— SET TASK —
Scan the data below for the string "Gross". Show every line where it turns up.

— Stored data entries —
_ _ _
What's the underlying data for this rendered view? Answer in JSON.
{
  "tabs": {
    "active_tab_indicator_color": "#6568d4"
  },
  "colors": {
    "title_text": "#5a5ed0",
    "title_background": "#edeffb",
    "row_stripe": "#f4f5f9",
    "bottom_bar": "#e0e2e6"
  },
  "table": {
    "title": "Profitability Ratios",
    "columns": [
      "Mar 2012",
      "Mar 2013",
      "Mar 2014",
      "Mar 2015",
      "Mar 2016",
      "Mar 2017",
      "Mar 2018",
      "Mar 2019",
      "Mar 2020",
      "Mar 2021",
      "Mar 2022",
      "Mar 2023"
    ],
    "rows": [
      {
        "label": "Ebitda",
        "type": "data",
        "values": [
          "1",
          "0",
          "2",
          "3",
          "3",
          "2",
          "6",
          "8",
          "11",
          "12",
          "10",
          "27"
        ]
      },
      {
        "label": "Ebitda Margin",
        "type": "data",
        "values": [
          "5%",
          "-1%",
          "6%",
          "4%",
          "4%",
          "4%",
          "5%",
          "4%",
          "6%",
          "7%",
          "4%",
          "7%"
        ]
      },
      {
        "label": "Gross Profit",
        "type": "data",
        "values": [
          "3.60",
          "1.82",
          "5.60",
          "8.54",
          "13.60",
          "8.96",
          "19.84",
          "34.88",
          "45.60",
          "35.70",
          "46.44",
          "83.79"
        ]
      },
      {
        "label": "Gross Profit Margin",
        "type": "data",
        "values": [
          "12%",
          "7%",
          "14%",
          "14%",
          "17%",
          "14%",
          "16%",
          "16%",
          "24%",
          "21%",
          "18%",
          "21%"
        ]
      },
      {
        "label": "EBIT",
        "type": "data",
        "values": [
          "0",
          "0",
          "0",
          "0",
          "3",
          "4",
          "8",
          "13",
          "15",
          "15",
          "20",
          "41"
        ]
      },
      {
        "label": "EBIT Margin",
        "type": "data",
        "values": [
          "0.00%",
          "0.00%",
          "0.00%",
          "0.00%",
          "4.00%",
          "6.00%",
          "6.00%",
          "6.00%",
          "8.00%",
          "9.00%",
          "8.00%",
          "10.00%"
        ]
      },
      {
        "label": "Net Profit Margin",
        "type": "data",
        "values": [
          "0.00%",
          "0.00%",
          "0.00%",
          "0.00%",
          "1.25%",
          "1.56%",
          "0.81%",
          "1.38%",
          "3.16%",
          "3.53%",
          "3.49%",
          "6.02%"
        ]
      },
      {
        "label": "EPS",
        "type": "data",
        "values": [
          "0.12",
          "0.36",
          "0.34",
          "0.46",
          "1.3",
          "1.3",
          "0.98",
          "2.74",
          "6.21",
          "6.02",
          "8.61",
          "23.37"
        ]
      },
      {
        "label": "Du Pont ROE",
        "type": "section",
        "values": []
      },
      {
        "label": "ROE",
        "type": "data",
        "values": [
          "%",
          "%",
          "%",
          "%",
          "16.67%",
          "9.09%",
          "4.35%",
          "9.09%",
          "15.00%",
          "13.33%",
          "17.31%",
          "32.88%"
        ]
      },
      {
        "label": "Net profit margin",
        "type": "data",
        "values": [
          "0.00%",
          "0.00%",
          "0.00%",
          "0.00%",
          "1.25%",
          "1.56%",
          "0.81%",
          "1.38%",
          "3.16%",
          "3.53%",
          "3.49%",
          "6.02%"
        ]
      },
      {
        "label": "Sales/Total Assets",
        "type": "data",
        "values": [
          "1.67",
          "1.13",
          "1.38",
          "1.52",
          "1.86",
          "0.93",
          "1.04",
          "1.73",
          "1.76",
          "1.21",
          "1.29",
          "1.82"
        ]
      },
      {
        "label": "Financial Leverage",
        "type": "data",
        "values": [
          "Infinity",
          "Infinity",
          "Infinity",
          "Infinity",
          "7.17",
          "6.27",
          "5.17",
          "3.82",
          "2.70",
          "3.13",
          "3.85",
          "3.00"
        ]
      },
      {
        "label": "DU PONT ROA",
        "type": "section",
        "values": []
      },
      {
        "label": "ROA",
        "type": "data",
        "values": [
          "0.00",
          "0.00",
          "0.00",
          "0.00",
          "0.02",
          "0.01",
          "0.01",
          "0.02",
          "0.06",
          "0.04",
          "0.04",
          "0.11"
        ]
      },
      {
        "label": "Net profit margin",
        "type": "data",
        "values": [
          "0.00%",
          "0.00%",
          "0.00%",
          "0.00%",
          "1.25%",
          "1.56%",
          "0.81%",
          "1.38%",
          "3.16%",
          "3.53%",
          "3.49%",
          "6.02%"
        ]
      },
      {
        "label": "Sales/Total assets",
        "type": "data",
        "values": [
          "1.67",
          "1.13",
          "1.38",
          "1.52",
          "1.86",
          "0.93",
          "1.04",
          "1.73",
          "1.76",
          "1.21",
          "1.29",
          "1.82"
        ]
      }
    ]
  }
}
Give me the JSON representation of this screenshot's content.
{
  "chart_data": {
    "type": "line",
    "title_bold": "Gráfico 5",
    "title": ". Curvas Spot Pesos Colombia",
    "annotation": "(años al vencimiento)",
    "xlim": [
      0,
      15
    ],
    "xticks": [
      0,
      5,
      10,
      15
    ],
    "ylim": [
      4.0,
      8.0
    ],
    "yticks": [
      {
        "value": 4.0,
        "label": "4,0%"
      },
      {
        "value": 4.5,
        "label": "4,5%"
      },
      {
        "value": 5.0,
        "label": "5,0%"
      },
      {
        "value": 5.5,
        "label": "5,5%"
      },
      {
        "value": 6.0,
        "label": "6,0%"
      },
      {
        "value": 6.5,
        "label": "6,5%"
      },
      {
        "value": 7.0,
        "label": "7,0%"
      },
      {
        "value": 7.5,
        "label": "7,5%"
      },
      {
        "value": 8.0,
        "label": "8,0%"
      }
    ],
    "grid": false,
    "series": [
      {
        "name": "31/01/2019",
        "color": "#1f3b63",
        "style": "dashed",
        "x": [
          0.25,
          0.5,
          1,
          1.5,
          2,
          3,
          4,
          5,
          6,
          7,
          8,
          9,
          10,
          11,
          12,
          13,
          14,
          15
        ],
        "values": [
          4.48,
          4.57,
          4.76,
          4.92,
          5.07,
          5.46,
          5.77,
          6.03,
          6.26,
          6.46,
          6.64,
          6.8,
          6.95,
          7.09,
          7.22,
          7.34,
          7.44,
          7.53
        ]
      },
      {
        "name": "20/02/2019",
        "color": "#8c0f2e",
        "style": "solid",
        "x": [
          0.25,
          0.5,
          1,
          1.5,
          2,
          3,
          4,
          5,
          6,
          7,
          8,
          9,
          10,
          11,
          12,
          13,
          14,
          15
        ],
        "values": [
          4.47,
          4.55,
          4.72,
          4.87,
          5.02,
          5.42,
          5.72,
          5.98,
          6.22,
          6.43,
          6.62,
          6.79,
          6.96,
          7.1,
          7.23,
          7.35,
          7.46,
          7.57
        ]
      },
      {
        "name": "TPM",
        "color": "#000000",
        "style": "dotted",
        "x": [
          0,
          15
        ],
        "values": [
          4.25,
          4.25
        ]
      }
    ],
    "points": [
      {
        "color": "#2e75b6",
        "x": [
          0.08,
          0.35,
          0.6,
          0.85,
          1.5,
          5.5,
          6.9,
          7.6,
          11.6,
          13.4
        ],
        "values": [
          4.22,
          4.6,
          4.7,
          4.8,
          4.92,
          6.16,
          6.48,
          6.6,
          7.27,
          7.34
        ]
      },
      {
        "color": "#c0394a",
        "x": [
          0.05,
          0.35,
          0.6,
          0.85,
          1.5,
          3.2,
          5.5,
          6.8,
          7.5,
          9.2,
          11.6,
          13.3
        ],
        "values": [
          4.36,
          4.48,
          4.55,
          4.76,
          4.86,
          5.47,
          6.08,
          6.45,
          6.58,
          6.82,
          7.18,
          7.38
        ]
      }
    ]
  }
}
_ _ _
— RESULT BELOW —
        "label": "Gross Profit",
        "label": "Gross Profit Margin",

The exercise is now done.